**MATERIAL PROVIDED**
::::::
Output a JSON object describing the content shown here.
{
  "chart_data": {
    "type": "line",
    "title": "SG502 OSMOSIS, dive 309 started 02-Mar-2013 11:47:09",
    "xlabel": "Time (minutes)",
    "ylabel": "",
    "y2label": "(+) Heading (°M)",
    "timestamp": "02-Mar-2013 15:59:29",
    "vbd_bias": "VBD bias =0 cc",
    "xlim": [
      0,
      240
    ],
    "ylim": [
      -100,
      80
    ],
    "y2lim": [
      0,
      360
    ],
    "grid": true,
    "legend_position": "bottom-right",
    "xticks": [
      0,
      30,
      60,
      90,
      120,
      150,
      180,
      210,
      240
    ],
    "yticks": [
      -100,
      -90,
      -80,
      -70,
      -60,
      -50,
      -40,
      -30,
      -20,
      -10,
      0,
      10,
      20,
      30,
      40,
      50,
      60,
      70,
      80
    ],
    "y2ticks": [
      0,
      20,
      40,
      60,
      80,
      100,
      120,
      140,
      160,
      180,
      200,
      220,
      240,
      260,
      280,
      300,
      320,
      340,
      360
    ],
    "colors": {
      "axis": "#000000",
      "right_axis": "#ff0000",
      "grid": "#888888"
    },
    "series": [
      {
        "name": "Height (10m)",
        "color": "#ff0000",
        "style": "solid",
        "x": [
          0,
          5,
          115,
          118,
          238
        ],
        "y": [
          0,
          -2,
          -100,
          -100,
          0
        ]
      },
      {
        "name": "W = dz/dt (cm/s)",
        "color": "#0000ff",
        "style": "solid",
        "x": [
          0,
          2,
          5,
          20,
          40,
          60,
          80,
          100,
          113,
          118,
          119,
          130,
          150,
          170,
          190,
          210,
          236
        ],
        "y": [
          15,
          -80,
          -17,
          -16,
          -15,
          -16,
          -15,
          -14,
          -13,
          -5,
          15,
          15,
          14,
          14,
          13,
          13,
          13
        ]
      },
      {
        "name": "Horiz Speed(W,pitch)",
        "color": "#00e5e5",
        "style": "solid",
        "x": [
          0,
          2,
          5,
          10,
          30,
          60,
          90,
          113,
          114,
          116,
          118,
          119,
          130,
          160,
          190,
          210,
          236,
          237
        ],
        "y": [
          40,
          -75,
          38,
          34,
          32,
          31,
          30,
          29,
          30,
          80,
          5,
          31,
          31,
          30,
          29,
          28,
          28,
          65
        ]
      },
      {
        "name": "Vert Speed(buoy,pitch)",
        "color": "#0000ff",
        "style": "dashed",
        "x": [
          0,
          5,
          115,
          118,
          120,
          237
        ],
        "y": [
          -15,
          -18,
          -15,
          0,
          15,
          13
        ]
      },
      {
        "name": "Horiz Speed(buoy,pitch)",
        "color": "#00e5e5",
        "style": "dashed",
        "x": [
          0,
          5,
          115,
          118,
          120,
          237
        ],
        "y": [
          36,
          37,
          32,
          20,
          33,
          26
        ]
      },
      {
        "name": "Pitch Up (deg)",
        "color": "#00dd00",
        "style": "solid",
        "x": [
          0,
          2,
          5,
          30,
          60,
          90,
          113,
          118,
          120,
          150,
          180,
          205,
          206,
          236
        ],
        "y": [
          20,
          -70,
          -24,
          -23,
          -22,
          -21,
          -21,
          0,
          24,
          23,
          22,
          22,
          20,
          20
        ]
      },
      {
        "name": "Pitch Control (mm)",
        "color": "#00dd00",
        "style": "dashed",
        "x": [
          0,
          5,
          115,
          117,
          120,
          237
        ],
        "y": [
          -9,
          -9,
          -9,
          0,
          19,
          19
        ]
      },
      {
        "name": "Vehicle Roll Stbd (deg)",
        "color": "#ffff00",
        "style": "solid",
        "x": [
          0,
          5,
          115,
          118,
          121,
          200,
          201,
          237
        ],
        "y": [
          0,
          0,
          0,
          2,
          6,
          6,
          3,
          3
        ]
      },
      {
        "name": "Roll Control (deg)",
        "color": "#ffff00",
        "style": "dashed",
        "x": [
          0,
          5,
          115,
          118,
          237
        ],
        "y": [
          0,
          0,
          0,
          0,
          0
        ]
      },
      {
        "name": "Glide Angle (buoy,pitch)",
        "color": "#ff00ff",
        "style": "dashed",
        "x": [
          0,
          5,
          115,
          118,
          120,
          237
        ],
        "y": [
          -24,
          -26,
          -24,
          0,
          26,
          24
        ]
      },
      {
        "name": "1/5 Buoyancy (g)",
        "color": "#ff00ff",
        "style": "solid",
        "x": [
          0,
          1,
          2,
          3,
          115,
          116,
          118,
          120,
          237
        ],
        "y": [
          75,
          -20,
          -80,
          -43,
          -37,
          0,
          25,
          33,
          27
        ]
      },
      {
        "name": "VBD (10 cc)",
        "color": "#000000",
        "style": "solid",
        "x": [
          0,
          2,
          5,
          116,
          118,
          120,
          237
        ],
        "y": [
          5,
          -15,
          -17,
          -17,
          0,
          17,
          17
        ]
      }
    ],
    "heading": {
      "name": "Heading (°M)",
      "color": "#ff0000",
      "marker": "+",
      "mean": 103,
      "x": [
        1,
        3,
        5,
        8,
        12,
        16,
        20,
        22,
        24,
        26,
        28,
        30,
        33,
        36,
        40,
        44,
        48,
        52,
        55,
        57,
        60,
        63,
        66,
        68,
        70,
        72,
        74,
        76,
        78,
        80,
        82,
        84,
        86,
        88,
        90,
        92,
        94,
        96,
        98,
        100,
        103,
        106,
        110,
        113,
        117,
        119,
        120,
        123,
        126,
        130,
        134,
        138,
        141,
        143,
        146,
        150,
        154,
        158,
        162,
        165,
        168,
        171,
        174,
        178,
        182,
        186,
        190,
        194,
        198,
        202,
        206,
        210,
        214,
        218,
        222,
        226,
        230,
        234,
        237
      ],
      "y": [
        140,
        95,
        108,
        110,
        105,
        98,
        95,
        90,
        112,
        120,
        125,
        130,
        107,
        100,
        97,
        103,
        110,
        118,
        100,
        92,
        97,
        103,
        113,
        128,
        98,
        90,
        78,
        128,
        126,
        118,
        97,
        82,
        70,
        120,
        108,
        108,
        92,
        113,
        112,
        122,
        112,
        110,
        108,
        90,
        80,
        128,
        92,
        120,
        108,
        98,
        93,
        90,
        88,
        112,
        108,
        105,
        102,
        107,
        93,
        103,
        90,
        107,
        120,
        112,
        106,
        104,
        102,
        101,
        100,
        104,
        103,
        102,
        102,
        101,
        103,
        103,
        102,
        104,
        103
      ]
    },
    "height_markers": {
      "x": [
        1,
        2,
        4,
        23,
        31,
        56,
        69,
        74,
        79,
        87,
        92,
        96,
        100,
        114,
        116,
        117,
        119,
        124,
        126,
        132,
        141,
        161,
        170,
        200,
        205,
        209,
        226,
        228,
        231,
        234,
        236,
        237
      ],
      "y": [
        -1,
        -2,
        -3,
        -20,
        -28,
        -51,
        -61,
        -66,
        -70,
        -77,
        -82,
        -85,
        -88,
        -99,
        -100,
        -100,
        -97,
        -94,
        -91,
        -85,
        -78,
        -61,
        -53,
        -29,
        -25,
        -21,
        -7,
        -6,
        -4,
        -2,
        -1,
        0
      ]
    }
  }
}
::::::
Copy all lines from the data that hold the word "Control".

        "name": "Pitch Control (mm)",
        "name": "Roll Control (deg)",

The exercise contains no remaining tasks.